Items from a dataset:
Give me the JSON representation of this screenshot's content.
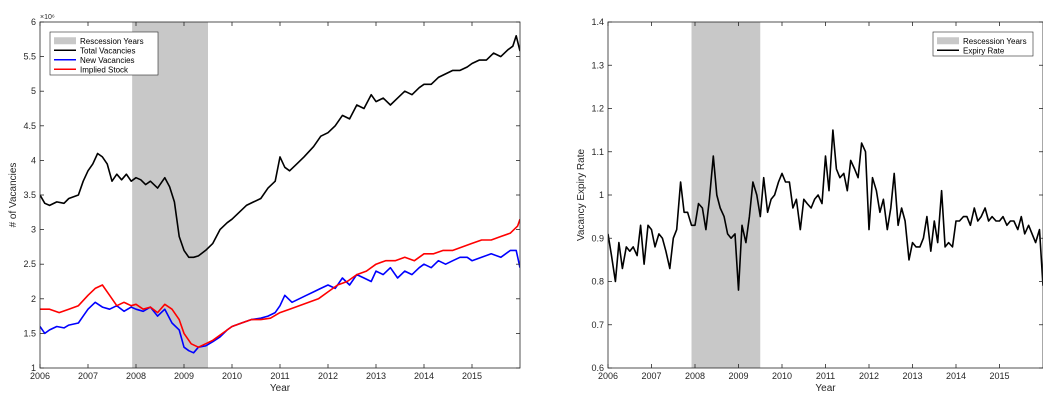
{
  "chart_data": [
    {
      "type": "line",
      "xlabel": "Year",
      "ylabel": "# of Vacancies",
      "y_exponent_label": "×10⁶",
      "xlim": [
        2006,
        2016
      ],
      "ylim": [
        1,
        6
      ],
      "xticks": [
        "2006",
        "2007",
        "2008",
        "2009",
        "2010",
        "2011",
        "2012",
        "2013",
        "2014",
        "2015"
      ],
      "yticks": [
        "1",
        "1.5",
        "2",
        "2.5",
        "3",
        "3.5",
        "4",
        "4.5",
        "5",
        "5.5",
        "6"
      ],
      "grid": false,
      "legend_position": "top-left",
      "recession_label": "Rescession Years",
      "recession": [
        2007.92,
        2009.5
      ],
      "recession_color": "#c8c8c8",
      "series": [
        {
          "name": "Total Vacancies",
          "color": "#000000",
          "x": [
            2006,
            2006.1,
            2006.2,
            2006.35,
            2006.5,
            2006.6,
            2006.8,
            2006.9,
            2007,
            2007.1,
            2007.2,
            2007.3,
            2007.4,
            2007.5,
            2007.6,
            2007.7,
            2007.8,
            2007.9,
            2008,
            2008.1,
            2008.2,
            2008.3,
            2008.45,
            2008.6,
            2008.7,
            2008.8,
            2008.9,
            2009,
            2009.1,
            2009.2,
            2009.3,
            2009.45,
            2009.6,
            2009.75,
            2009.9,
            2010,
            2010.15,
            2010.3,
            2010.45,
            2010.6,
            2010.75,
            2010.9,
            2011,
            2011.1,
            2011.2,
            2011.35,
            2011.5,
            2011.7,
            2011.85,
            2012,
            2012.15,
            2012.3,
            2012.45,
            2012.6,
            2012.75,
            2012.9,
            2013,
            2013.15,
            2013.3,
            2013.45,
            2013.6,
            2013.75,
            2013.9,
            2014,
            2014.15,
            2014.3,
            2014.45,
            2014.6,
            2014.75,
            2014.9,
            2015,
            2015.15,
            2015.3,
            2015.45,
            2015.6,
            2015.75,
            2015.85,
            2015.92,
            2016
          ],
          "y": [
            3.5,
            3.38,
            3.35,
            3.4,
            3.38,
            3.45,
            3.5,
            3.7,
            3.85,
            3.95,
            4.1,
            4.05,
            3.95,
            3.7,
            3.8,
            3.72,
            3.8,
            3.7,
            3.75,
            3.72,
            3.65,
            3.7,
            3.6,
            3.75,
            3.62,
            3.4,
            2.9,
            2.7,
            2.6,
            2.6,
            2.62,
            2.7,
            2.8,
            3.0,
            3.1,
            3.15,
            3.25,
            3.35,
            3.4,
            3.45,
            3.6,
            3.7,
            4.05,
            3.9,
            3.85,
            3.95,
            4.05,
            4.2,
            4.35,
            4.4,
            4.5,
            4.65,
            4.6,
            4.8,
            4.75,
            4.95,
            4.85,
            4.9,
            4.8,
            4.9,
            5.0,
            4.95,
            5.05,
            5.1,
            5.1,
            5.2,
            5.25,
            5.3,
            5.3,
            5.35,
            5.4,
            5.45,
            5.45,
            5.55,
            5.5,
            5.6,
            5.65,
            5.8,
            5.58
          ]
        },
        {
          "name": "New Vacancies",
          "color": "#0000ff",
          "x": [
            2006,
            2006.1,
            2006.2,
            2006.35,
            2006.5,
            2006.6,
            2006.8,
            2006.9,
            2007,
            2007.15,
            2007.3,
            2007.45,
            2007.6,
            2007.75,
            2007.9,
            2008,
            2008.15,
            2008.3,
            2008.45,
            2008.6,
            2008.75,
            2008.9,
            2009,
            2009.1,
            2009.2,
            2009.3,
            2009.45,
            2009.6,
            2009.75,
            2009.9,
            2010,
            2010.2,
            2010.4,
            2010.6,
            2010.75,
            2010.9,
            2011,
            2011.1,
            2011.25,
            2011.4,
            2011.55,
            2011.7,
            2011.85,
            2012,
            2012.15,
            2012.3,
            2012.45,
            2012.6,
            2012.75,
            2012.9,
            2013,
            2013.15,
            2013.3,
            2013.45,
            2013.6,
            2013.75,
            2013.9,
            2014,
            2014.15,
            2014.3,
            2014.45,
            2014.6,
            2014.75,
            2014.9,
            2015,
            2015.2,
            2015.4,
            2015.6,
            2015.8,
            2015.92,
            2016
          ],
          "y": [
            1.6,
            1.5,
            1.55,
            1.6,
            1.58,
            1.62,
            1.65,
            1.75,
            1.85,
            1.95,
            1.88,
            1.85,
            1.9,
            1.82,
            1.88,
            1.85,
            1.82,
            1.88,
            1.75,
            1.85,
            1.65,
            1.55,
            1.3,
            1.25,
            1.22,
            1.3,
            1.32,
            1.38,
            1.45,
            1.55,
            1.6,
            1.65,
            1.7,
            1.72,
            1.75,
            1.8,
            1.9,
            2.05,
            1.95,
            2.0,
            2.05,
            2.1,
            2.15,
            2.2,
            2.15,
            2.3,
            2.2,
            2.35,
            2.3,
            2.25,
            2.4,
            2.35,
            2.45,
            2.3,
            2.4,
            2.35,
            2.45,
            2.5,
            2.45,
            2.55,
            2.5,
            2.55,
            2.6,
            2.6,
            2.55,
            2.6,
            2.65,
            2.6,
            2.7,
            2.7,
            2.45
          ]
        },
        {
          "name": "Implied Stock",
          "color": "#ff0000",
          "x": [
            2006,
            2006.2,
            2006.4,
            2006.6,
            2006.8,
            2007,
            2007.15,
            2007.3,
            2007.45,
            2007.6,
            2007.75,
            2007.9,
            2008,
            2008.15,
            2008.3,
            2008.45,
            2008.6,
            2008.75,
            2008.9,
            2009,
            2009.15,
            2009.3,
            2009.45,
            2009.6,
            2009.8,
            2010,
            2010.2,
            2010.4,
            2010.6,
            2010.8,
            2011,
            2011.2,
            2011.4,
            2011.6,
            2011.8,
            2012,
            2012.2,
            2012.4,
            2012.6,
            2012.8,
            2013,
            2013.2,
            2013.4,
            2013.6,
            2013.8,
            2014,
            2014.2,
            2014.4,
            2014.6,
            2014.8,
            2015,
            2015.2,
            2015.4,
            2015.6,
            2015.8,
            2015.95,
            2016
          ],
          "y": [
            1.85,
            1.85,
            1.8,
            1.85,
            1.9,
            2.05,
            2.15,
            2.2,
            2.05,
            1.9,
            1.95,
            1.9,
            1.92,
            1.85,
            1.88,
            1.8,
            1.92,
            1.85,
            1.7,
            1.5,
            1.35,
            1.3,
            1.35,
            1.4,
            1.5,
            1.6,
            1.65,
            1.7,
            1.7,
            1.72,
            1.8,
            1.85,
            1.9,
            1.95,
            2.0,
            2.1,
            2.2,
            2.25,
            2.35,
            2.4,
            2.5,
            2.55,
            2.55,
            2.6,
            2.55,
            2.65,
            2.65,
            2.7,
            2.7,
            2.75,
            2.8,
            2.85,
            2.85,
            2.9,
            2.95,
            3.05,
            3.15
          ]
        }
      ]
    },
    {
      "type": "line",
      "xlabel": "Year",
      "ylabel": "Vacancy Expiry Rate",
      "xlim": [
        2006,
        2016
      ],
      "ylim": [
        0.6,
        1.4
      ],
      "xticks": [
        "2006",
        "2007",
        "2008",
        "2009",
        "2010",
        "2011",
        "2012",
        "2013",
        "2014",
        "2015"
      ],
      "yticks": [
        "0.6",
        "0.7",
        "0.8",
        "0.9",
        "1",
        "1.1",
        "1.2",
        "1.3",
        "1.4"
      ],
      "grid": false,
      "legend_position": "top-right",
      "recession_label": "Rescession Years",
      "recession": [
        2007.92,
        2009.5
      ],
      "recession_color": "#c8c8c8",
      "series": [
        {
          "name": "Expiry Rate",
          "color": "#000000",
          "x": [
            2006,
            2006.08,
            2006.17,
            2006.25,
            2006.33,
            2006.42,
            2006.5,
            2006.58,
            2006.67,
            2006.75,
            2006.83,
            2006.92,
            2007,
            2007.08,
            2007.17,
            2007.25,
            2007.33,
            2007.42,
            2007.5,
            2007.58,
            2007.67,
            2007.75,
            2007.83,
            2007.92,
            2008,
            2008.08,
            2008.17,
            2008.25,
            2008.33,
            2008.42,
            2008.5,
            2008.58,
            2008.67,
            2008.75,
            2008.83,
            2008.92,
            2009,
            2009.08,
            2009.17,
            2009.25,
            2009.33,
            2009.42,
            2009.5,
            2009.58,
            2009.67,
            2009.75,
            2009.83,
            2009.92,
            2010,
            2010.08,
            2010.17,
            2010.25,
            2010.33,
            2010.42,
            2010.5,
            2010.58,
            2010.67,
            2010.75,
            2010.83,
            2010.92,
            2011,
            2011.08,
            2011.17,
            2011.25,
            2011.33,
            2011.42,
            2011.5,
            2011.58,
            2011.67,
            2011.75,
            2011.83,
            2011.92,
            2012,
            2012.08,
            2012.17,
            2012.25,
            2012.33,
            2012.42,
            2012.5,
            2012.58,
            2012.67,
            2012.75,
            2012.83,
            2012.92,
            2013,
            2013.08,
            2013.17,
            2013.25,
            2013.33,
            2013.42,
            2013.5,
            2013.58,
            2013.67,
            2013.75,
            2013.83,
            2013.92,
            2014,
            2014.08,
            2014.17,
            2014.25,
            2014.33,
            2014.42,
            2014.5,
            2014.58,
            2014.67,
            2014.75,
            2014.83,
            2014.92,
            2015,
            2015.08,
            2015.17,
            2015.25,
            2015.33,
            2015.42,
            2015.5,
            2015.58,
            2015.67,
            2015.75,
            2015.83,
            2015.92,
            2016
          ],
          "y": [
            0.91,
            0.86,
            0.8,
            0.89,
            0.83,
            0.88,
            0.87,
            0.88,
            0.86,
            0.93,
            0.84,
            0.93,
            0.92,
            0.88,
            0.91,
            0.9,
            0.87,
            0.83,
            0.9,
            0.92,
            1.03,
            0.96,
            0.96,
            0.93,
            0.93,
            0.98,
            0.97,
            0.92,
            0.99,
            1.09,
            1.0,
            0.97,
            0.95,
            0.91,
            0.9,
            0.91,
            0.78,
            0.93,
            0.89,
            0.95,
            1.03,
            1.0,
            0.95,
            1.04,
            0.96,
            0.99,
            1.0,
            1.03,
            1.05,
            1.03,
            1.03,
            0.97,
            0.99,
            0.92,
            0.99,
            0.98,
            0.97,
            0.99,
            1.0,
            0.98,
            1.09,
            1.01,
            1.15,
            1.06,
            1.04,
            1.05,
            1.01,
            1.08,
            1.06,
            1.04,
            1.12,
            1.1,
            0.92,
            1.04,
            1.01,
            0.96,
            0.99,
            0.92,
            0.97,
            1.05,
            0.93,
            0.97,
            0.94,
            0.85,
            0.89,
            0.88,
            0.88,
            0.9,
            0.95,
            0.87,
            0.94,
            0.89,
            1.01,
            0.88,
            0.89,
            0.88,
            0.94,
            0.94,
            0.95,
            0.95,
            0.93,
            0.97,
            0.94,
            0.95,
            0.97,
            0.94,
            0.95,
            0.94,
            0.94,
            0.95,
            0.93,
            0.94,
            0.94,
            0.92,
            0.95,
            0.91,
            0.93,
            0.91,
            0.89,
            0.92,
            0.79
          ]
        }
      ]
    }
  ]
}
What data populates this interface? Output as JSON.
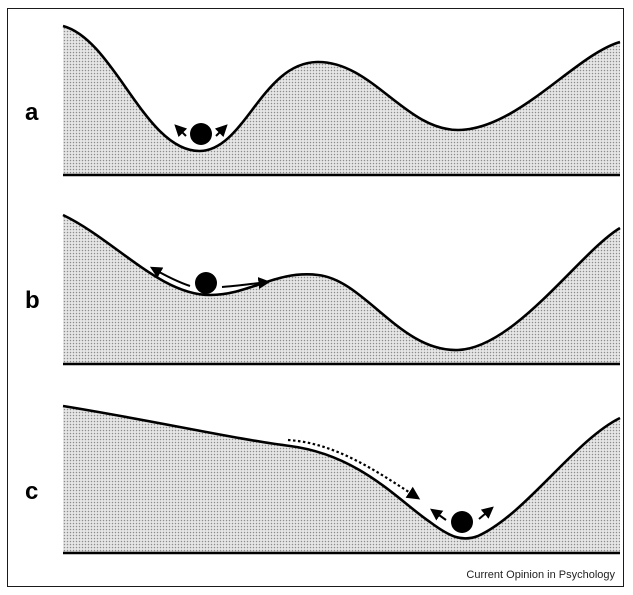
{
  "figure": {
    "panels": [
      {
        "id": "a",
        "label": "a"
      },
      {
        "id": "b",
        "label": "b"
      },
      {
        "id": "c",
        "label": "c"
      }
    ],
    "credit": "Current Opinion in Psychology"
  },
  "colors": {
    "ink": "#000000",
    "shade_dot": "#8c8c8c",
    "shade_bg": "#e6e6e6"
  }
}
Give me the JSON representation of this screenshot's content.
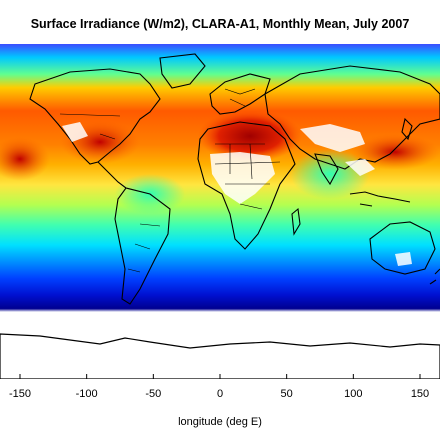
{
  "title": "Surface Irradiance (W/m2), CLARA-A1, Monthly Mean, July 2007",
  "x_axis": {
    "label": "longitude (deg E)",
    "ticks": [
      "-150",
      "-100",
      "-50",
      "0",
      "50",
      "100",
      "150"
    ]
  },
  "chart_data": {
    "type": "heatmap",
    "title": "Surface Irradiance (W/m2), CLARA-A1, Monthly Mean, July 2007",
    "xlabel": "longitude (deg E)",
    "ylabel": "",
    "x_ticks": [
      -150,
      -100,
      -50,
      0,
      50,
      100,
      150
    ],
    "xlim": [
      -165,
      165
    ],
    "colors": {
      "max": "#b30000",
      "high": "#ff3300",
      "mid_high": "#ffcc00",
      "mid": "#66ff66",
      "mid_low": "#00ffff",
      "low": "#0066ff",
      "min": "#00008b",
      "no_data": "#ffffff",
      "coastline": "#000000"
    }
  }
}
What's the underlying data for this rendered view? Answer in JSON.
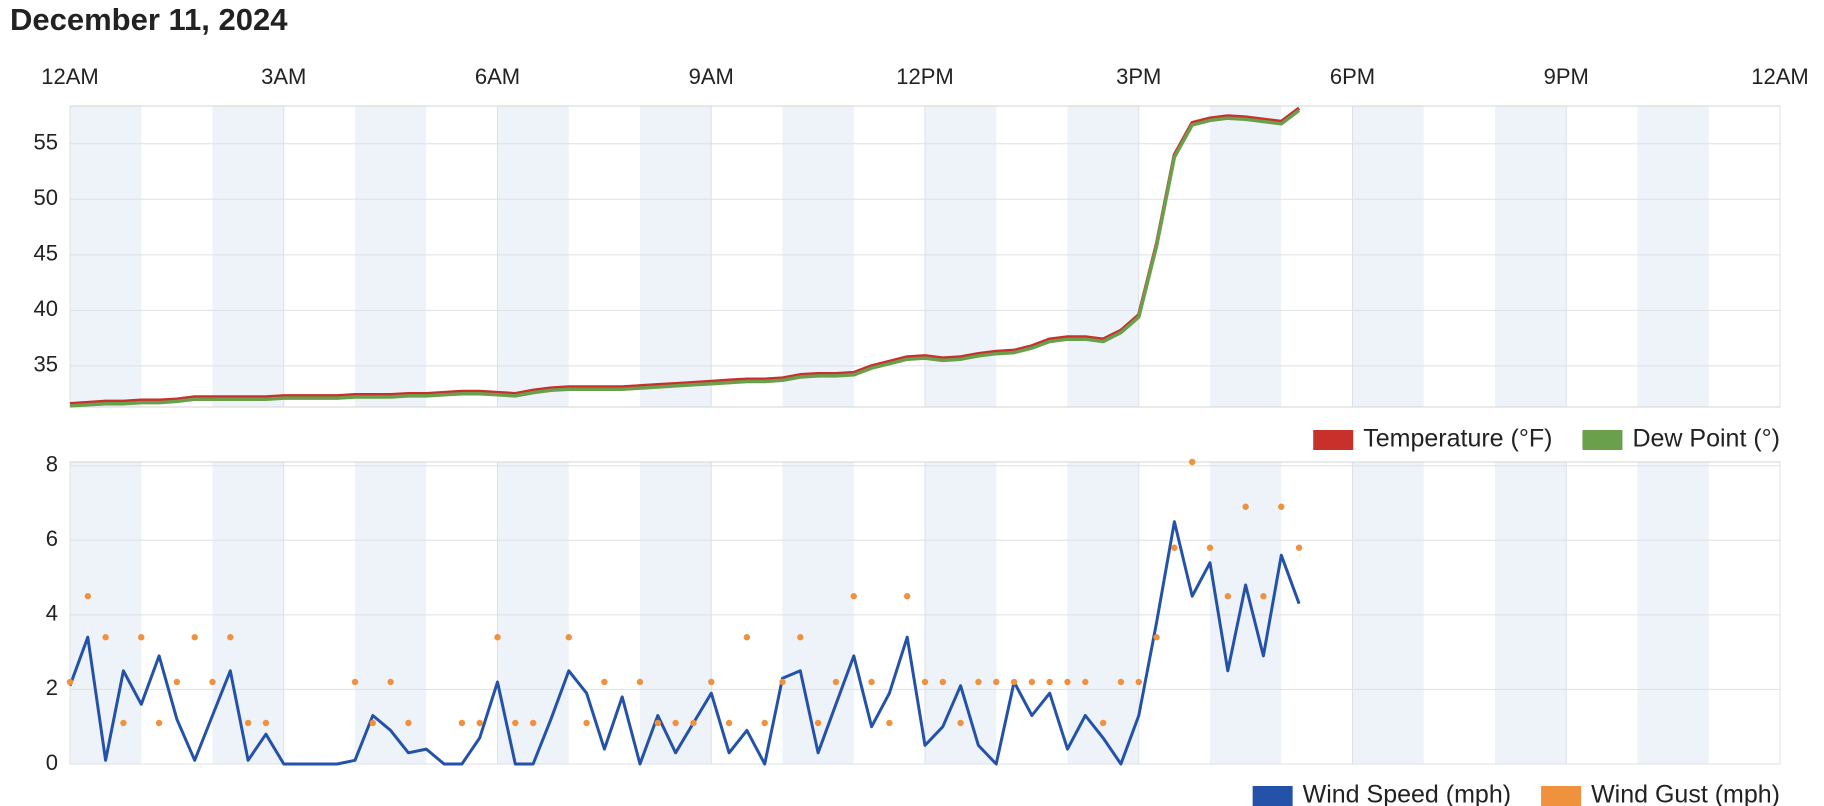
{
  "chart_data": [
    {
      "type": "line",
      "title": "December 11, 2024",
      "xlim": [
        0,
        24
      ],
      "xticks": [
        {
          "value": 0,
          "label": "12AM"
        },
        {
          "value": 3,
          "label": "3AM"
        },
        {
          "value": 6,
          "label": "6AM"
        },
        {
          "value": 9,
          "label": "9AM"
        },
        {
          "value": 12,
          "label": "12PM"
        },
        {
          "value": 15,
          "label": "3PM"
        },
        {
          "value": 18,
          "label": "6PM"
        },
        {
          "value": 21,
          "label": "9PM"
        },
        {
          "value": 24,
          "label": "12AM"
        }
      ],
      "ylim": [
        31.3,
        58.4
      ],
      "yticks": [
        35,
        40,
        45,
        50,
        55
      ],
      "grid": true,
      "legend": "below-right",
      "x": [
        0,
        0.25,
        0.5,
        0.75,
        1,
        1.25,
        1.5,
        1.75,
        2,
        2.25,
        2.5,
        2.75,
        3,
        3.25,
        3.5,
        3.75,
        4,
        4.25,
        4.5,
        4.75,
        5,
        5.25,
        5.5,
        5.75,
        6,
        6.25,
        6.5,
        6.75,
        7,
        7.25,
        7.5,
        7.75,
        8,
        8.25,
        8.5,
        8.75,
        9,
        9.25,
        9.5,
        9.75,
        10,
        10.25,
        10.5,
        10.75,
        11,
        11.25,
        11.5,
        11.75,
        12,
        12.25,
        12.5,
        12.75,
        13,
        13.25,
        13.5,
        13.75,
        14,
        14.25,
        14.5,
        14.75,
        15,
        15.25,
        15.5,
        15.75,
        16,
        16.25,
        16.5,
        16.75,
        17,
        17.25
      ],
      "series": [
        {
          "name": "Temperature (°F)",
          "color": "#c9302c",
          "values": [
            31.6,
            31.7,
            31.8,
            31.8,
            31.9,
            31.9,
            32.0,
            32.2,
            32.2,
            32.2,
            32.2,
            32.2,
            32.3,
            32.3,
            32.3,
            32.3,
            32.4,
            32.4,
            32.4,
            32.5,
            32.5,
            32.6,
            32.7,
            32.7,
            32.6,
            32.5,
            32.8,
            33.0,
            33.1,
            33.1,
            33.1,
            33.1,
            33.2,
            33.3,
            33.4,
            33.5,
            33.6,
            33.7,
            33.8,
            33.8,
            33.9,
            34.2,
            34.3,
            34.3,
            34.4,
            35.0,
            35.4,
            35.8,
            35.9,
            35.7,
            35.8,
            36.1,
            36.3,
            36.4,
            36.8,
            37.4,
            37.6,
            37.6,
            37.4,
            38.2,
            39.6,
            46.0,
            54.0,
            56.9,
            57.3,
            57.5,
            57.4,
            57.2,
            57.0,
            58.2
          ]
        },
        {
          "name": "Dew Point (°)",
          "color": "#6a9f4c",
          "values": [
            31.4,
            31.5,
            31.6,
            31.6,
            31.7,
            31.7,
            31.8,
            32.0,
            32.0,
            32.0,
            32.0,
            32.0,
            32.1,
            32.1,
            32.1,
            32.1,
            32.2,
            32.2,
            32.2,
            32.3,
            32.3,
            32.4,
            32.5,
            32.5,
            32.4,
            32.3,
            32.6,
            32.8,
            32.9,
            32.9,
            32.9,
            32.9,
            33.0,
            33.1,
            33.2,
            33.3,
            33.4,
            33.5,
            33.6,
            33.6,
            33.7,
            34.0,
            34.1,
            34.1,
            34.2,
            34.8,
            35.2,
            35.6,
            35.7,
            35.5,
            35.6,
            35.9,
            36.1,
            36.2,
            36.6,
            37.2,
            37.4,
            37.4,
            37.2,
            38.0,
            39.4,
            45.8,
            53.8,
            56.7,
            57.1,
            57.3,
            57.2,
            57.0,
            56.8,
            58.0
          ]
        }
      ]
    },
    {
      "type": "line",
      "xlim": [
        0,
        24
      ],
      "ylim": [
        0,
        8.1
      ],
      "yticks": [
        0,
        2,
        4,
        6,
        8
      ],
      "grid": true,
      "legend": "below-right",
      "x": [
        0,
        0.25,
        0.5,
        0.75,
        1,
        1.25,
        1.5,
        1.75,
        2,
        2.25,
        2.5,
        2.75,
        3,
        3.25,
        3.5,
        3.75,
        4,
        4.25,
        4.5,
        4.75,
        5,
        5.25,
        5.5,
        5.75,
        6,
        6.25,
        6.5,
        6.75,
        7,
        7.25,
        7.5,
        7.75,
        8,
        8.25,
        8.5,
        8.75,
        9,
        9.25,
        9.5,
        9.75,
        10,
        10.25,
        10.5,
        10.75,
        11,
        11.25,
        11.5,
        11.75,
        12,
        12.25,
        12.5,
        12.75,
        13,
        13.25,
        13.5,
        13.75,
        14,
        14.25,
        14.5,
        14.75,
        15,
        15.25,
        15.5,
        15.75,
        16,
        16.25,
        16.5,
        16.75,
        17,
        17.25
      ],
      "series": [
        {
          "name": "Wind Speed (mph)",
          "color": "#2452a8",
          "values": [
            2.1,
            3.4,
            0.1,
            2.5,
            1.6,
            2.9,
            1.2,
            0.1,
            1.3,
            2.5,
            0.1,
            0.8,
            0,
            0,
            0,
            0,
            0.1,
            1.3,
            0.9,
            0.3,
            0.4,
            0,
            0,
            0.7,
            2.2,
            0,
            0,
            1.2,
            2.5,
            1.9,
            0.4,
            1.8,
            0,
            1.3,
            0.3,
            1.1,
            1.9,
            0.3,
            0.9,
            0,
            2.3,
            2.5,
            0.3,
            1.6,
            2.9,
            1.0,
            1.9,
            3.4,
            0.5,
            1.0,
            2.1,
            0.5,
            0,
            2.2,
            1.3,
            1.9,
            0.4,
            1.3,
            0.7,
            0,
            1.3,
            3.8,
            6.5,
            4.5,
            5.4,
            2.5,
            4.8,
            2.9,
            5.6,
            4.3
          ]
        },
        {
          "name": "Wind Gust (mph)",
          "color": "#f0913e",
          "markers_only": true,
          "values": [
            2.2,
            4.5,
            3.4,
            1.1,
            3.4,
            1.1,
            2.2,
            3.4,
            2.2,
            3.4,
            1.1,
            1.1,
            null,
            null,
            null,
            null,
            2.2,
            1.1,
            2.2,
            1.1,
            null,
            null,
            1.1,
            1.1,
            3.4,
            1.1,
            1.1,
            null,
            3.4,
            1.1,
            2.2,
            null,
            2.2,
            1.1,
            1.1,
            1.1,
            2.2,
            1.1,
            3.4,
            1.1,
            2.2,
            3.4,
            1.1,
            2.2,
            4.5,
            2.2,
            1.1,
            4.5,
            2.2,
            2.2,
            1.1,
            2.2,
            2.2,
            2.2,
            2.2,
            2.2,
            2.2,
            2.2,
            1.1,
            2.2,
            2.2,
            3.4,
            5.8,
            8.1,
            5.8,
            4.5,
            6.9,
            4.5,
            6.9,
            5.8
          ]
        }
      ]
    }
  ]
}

--- Task objective ---
Say how many lines of the data include the word "Wind". Nothing other than the number should be given.

--- Task response ---
2